__Problem to work on__. Identify all lines in the data containing the string "value". Copy them out.

Stored records:
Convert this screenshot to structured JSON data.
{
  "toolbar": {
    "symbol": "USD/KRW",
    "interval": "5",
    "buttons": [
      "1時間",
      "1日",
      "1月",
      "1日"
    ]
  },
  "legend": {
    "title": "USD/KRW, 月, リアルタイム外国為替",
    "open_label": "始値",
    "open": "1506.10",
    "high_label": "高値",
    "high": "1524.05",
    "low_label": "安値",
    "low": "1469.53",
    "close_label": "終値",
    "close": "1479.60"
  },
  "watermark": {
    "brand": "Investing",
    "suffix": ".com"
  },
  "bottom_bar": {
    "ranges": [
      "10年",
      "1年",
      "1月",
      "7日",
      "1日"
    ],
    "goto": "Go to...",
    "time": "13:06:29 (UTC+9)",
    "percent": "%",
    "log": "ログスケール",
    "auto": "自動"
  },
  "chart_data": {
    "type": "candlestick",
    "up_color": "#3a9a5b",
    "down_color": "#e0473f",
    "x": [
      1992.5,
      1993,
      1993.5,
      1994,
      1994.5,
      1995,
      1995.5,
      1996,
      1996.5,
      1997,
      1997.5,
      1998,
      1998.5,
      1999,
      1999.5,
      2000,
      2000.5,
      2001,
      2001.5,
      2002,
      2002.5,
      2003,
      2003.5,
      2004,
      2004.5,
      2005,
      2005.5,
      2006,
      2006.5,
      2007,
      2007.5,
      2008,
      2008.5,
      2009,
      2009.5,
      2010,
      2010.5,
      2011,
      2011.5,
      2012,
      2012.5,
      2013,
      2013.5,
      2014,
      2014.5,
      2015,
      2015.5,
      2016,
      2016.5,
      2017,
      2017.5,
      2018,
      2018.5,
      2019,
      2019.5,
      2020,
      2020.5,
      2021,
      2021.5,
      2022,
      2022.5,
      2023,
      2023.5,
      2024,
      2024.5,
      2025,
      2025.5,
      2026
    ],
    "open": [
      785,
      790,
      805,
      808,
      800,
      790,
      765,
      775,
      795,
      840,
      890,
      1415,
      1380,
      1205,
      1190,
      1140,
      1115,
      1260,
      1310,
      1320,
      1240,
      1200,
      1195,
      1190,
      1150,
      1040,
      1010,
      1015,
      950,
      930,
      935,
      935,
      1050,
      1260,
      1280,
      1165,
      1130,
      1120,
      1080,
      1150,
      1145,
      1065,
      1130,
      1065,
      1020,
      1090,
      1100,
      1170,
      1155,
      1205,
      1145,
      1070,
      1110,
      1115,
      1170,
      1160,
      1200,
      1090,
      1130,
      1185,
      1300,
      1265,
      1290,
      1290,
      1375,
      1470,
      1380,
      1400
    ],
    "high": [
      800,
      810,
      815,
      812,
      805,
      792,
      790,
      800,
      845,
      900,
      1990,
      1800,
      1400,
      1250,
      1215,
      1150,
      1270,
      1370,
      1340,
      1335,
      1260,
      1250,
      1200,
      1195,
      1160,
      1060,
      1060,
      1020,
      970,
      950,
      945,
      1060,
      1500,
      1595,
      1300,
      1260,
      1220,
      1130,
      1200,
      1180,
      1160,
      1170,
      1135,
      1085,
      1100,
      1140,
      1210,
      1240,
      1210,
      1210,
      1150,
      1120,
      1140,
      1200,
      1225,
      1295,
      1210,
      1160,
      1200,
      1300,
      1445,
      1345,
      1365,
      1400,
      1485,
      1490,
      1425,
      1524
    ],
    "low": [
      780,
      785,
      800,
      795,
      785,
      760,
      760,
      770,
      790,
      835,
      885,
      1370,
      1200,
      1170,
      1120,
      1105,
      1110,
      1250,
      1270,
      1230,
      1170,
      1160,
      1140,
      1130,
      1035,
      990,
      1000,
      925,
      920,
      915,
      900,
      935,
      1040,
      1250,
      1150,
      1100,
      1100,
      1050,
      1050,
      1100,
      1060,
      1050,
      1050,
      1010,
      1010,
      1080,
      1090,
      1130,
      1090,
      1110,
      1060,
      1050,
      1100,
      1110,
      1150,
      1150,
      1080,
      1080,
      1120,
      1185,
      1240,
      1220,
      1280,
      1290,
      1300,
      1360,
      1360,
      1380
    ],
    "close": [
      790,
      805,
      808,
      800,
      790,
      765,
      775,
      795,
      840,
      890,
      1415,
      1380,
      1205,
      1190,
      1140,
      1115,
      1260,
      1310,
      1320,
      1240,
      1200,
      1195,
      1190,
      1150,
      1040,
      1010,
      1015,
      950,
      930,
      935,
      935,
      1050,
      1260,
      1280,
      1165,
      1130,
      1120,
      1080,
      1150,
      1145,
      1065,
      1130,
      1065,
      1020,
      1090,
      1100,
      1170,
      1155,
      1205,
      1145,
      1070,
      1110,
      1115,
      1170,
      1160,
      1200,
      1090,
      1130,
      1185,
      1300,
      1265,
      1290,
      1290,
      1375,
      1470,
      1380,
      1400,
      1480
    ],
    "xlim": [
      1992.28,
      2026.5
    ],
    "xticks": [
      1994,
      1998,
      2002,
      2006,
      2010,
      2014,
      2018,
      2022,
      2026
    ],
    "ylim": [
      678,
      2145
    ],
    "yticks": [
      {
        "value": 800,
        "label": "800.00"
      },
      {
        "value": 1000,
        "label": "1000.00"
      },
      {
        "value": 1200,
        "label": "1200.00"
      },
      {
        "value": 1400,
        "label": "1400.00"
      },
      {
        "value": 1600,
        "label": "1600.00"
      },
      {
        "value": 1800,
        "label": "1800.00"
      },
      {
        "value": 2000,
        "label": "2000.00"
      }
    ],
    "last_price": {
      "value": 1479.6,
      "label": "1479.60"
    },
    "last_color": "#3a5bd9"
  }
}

__Solved exercise__.
        "value": 800,
        "value": 1000,
        "value": 1200,
        "value": 1400,
        "value": 1600,
        "value": 1800,
        "value": 2000,
      "value": 1479.6,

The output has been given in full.